■ TASK DETAILS ■
Every line below that mentions the word "frac" should be copied out.

-- BEGIN ENTRIES --

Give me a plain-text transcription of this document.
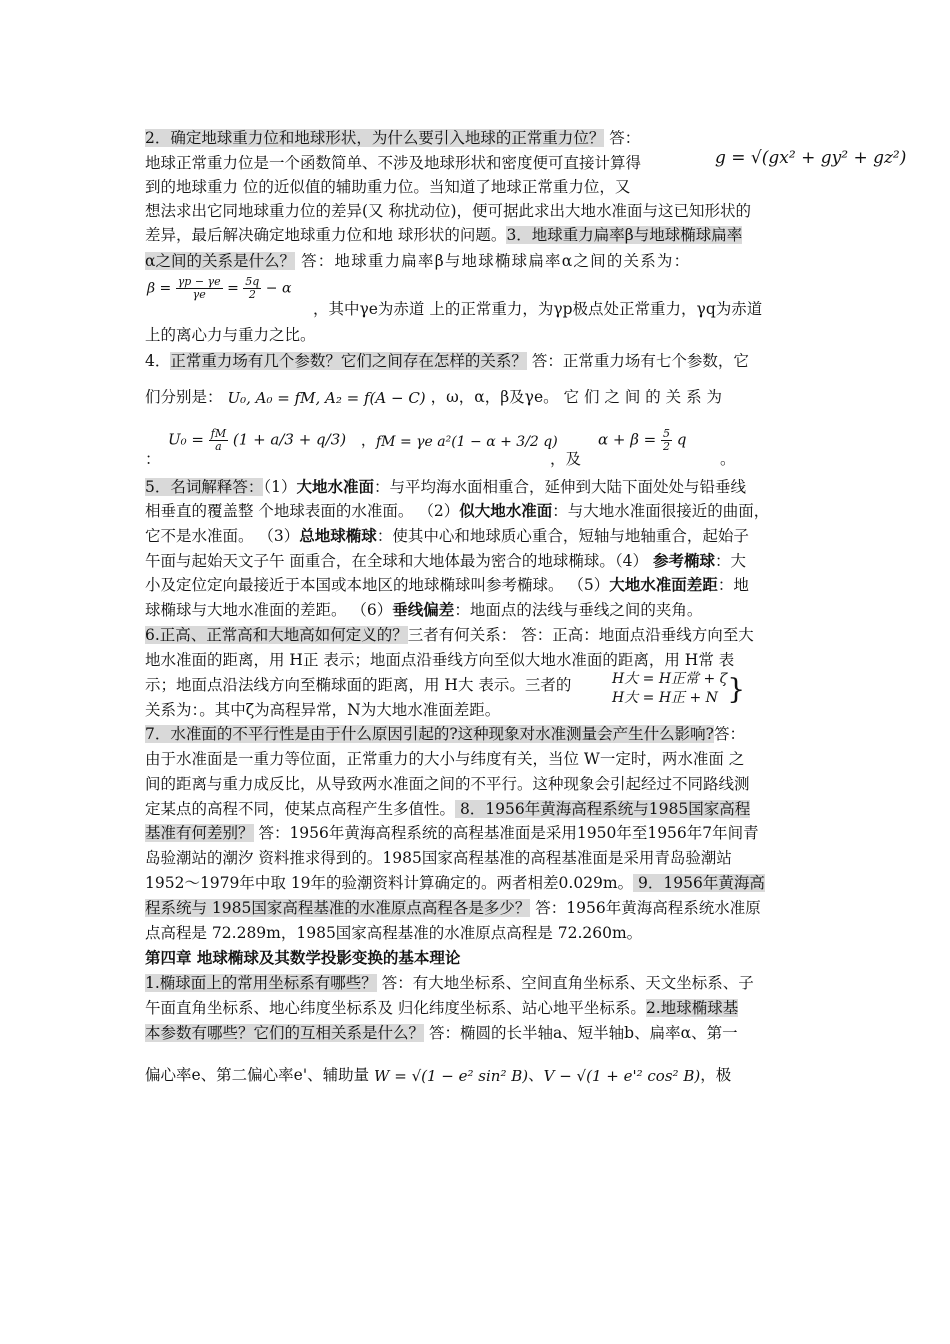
g = √(gx² + gy² + gz²)
2．确定地球重力位和地球形状，为什么要引入地球的正常重力位？ 答：
地球正常重力位是一个函数简单、不涉及地球形状和密度便可直接计算得
到的地球重力 位的近似值的辅助重力位。当知道了地球正常重力位，又
想法求出它同地球重力位的差异(又 称扰动位)，便可据此求出大地水准面与这已知形状的
差异，最后解决确定地球重力位和地 球形状的问题。3．地球重力扁率β与地球椭球扁率
α之间的关系是什么？ 答：地球重力扁率β与地球椭球扁率α之间的关系为：
$\beta = \frac{\gamma p - \gamma e}{\gamma e} = \frac{5q}{2} - \alpha$
，其中γe为赤道 上的正常重力，为γp极点处正常重力，γq为赤道
上的离心力与重力之比。
4．正常重力场有几个参数？它们之间存在怎样的关系？ 答：正常重力场有七个参数，它
们分别是： U₀, A₀ = fM, A₂ = f(A − C) ，ω，α，β及γe。 它 们 之 间 的 关 系 为
：
$U_0 = \frac{fM}{a} (1 + a/3 + q/3)$ ， fM = γe a²(1 − α + 3/2 q)
，及
$\alpha + \beta = \frac{5}{2}$ q
。
5．名词解释答：（1）大地水准面：与平均海水面相重合，延伸到大陆下面处处与铅垂线
相垂直的覆盖整 个地球表面的水准面。 （2）似大地水准面：与大地水准面很接近的曲面，
它不是水准面。 （3）总地球椭球：使其中心和地球质心重合，短轴与地轴重合，起始子
午面与起始天文子午 面重合，在全球和大地体最为密合的地球椭球。（4） 参考椭球：大
小及定位定向最接近于本国或本地区的地球椭球叫参考椭球。 （5）大地水准面差距：地
球椭球与大地水准面的差距。 （6）垂线偏差：地面点的法线与垂线之间的夹角。
6.正高、正常高和大地高如何定义的？三者有何关系： 答：正高：地面点沿垂线方向至大
地水准面的距离，用 H正 表示；地面点沿垂线方向至似大地水准面的距离，用 H常 表
示；地面点沿法线方向至椭球面的距离，用 H大 表示。三者的	H大 = H正常 + ζ
H大 = H正 + N }
关系为：。其中ζ为高程异常，N为大地水准面差距。
7．水准面的不平行性是由于什么原因引起的?这种现象对水准测量会产生什么影响?答：
由于水准面是一重力等位面，正常重力的大小与纬度有关，当位 W一定时，两水准面 之
间的距离与重力成反比，从导致两水准面之间的不平行。这种现象会引起经过不同路线测
定某点的高程不同，使某点高程产生多值性。 8．1956年黄海高程系统与1985国家高程
基准有何差别？ 答：1956年黄海高程系统的高程基准面是采用1950年至1956年7年间青
岛验潮站的潮汐 资料推求得到的。1985国家高程基准的高程基准面是采用青岛验潮站
1952～1979年中取 19年的验潮资料计算确定的。两者相差0.029m。 9．1956年黄海高
程系统与 1985国家高程基准的水准原点高程各是多少？ 答：1956年黄海高程系统水准原
点高程是 72.289m，1985国家高程基准的水准原点高程是 72.260m。
第四章 地球椭球及其数学投影变换的基本理论
1.椭球面上的常用坐标系有哪些？ 答：有大地坐标系、空间直角坐标系、天文坐标系、子
午面直角坐标系、地心纬度坐标系及 归化纬度坐标系、站心地平坐标系。2.地球椭球基
本参数有哪些？它们的互相关系是什么？ 答：椭圆的长半轴a、短半轴b、扁率α、第一
偏心率e、第二偏心率e'、辅助量 W = √(1 − e² sin² B)、V − √(1 + e'² cos² B)，极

-- END ENTRIES --

■ FINAL RESULT ■
$\beta = \frac{\gamma p - \gamma e}{\gamma e} = \frac{5q}{2} - \alpha$
$U_0 = \frac{fM}{a} (1 + a/3 + q/3)$ ， fM = γe a²(1 − α + 3/2 q)
$\alpha + \beta = \frac{5}{2}$ q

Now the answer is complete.